Goal: The records below are split into lines. How many of those lines contain the string "near"? Reply with the number only.

Items from a dataset:
--*--

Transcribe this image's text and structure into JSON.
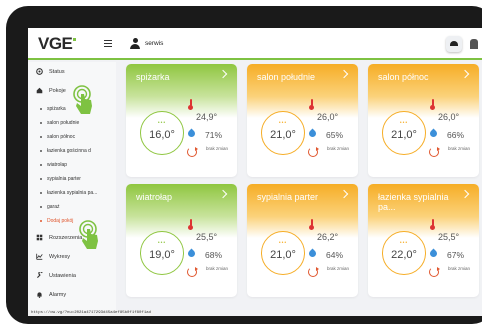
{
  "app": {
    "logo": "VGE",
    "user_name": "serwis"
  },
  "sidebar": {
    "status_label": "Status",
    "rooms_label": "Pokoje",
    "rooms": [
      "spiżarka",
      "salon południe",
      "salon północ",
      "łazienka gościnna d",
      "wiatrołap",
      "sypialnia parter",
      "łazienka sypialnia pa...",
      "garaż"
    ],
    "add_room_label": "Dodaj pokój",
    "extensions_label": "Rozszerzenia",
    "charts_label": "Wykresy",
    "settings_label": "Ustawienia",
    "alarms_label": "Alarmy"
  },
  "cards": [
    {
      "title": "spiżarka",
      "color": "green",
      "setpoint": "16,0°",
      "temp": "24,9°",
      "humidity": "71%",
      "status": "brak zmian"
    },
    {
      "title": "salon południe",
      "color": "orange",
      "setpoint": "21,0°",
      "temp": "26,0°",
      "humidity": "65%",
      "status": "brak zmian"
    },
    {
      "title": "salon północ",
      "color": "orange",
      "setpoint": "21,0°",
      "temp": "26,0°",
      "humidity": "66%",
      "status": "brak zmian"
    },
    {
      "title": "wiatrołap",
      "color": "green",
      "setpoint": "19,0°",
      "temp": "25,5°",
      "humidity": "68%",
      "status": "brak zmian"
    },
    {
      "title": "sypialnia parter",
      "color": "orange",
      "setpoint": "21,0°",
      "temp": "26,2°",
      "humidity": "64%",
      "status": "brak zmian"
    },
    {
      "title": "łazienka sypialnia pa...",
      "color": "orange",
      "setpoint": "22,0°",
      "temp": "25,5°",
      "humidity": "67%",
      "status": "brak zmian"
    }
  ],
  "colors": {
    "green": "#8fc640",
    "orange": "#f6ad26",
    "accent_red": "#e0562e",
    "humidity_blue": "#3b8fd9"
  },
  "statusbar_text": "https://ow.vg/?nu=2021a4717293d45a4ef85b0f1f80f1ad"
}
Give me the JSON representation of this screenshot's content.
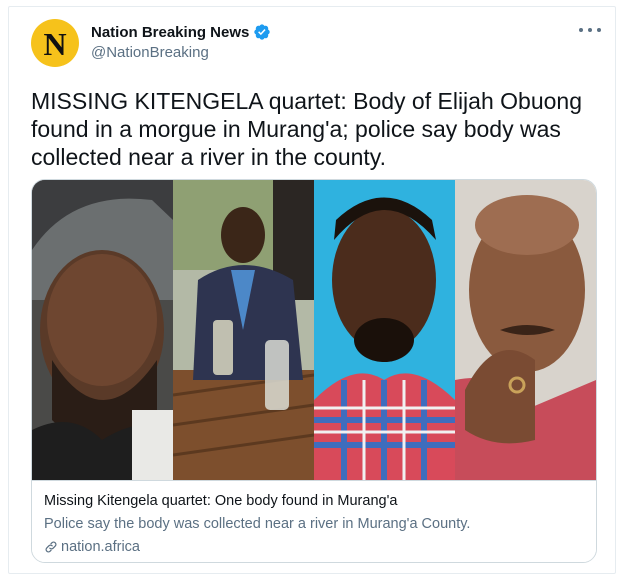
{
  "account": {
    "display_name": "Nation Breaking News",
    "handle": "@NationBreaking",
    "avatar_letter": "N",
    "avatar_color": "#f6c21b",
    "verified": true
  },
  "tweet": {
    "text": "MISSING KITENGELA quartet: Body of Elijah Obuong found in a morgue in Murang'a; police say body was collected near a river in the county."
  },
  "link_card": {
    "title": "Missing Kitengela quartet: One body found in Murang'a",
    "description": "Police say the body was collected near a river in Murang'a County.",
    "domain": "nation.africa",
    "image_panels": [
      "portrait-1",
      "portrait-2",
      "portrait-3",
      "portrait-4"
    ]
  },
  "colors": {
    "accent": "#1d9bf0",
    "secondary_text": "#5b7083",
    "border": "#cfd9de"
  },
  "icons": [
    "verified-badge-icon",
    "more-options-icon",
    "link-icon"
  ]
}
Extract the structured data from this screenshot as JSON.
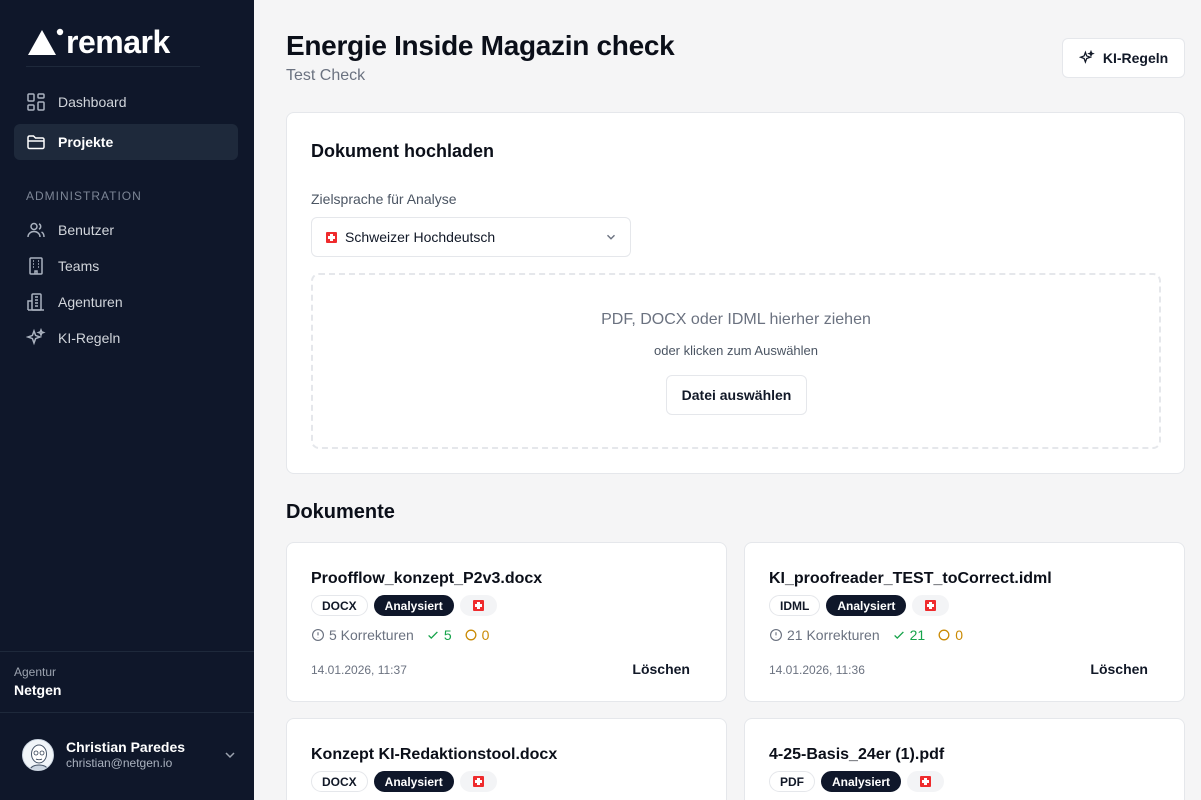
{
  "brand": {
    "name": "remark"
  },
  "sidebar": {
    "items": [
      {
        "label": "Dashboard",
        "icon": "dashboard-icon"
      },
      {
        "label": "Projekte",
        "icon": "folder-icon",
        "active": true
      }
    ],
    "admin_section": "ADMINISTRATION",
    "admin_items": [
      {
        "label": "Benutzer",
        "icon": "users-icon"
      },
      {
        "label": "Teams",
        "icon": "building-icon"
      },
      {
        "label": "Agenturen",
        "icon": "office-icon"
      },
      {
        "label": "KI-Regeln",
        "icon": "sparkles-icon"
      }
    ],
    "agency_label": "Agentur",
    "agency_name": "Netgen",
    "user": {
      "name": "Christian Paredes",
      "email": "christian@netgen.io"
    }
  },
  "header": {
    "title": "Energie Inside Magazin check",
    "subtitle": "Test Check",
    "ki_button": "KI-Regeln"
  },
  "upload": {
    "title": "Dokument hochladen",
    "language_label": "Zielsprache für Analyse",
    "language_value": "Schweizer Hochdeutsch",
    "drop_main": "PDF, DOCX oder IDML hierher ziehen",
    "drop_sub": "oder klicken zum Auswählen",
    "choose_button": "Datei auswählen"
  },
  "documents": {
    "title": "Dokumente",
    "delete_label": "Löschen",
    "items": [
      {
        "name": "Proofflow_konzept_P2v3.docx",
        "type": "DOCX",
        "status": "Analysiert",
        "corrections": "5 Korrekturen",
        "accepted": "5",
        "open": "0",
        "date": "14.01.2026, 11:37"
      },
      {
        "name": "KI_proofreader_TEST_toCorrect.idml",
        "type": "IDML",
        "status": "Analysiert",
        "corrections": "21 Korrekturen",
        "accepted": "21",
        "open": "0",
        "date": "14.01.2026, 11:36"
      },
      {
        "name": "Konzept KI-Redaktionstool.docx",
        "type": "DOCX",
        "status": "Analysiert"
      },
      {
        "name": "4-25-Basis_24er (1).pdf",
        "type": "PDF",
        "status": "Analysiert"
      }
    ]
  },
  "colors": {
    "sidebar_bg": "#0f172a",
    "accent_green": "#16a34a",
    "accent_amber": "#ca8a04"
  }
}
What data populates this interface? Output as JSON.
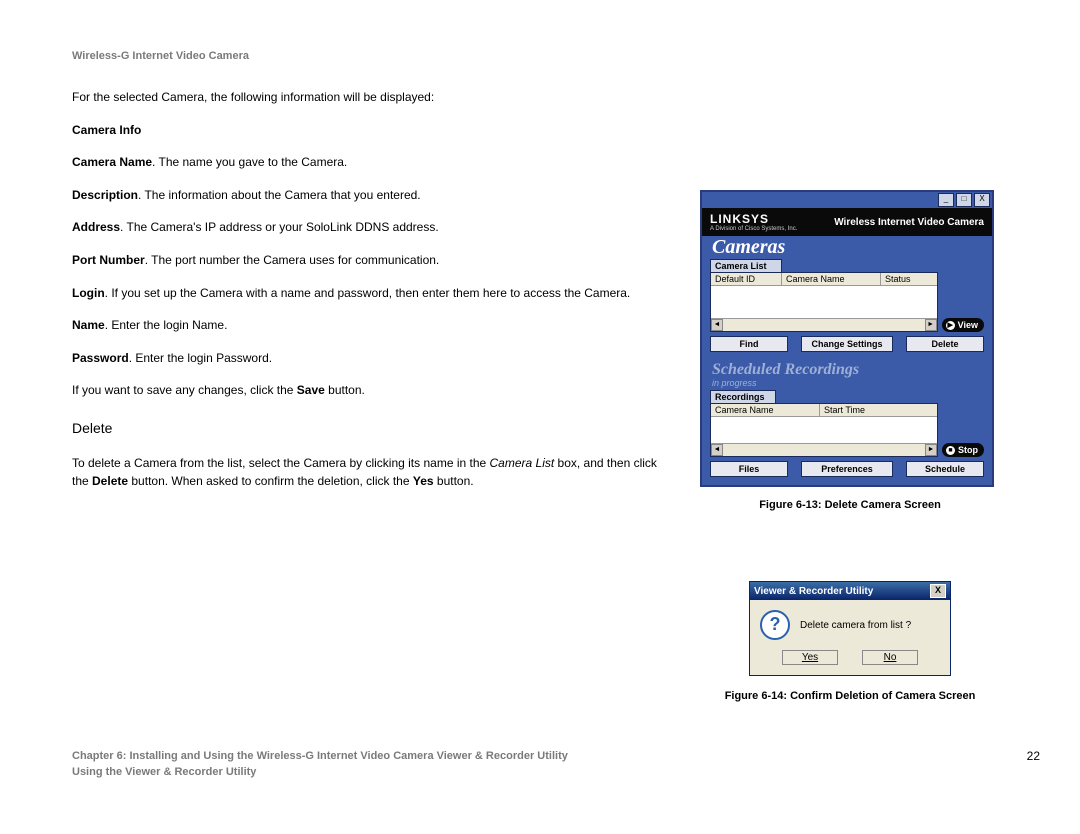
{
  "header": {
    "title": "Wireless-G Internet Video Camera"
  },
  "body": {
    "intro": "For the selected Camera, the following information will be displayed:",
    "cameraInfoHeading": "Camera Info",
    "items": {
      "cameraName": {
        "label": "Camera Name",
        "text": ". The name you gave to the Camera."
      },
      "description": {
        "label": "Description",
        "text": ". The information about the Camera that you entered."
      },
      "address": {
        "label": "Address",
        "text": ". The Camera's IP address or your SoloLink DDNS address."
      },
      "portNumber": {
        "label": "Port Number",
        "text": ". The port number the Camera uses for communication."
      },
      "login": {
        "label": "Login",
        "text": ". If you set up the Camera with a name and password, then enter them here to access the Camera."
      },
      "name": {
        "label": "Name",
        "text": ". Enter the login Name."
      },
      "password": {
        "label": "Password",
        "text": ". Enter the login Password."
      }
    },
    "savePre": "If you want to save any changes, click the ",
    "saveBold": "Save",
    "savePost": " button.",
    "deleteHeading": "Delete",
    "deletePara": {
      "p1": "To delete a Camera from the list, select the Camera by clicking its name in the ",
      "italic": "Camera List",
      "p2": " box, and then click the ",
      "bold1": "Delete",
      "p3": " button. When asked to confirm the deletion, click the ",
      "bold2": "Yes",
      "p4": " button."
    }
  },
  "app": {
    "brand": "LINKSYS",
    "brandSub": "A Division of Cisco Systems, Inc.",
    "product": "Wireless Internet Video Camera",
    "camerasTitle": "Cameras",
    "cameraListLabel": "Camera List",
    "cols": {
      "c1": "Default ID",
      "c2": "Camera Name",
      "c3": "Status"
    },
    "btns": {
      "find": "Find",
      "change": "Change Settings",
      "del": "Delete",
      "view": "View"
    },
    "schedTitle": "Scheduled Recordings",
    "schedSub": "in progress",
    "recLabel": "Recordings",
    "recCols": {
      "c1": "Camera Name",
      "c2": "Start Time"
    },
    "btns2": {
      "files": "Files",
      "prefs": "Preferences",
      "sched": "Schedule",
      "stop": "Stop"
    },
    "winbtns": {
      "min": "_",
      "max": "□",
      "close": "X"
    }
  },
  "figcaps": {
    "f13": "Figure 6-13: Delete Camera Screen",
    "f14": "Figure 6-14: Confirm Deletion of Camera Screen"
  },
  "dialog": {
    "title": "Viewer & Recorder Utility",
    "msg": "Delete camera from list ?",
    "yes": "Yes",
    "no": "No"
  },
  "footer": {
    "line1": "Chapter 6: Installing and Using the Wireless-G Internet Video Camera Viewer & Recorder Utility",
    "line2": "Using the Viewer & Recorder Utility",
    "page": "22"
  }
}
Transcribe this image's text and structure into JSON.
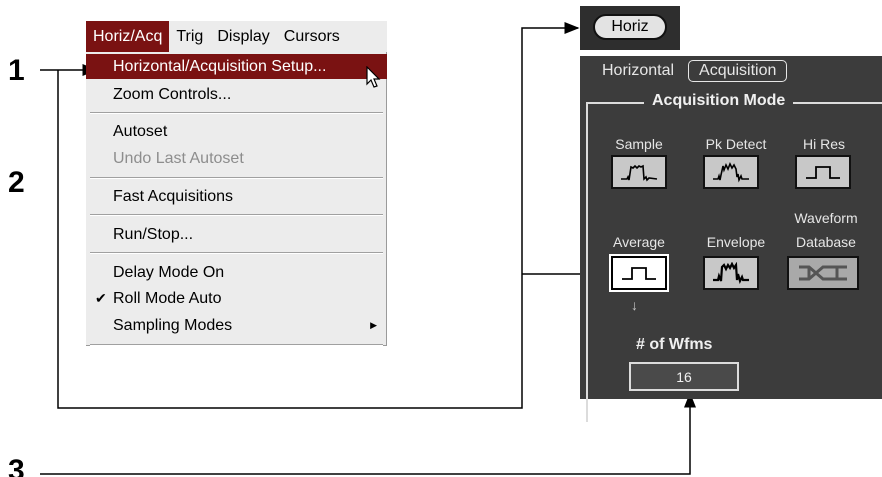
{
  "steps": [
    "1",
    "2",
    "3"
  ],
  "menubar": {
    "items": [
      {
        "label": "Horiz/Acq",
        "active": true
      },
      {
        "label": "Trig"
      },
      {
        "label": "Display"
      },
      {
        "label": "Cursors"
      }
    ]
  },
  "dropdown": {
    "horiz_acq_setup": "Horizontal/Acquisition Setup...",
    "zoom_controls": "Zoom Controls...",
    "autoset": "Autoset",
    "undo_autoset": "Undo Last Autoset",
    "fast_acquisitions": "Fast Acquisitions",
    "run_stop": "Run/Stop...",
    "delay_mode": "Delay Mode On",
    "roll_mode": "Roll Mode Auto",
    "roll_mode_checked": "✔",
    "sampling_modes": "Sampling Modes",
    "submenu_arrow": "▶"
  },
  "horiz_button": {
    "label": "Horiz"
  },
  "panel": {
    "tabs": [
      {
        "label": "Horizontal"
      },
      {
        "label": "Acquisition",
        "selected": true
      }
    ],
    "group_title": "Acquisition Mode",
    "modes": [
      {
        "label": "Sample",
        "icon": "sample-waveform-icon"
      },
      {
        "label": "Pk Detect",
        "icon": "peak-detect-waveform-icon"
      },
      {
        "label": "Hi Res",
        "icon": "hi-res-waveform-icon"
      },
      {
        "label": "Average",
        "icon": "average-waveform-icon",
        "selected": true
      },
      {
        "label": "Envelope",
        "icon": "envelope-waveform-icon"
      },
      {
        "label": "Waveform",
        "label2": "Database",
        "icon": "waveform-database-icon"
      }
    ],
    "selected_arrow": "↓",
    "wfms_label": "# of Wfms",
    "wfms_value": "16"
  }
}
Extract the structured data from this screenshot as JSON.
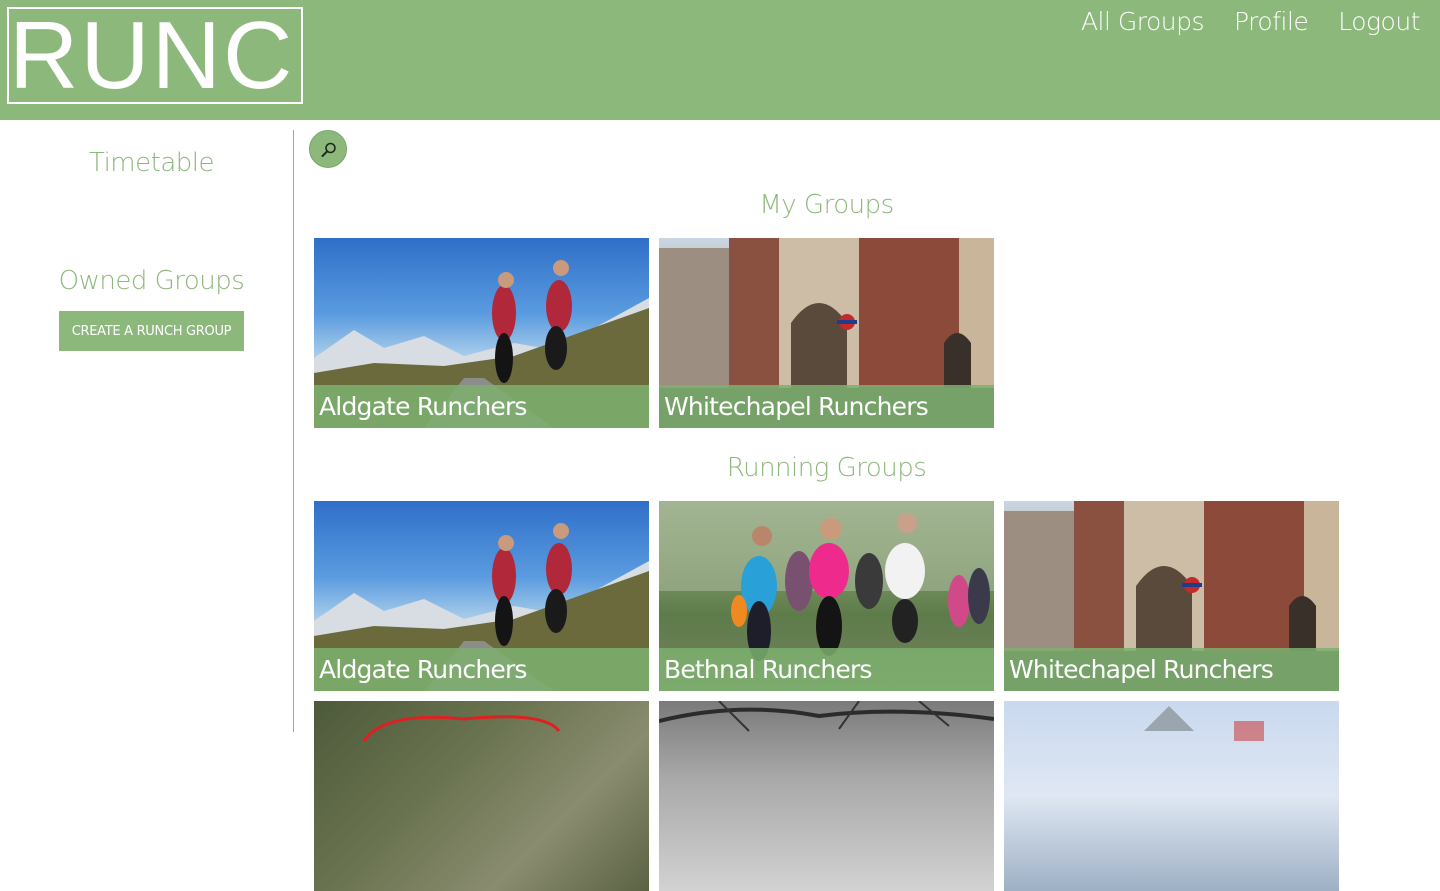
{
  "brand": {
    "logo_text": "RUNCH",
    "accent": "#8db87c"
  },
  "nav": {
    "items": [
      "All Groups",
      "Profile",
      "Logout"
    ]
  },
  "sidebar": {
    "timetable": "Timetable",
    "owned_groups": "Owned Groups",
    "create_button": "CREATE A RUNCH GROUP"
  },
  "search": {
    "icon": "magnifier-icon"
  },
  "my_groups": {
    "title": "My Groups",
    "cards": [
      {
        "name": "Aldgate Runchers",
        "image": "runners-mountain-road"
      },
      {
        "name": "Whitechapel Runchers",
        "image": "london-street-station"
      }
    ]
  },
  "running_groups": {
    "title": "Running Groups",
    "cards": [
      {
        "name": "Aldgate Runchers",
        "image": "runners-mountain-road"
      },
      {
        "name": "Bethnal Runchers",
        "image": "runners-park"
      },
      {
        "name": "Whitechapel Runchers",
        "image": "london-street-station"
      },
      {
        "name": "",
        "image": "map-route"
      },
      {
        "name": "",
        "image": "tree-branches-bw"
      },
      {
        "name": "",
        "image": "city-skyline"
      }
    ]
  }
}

--*--

Answer in full: 2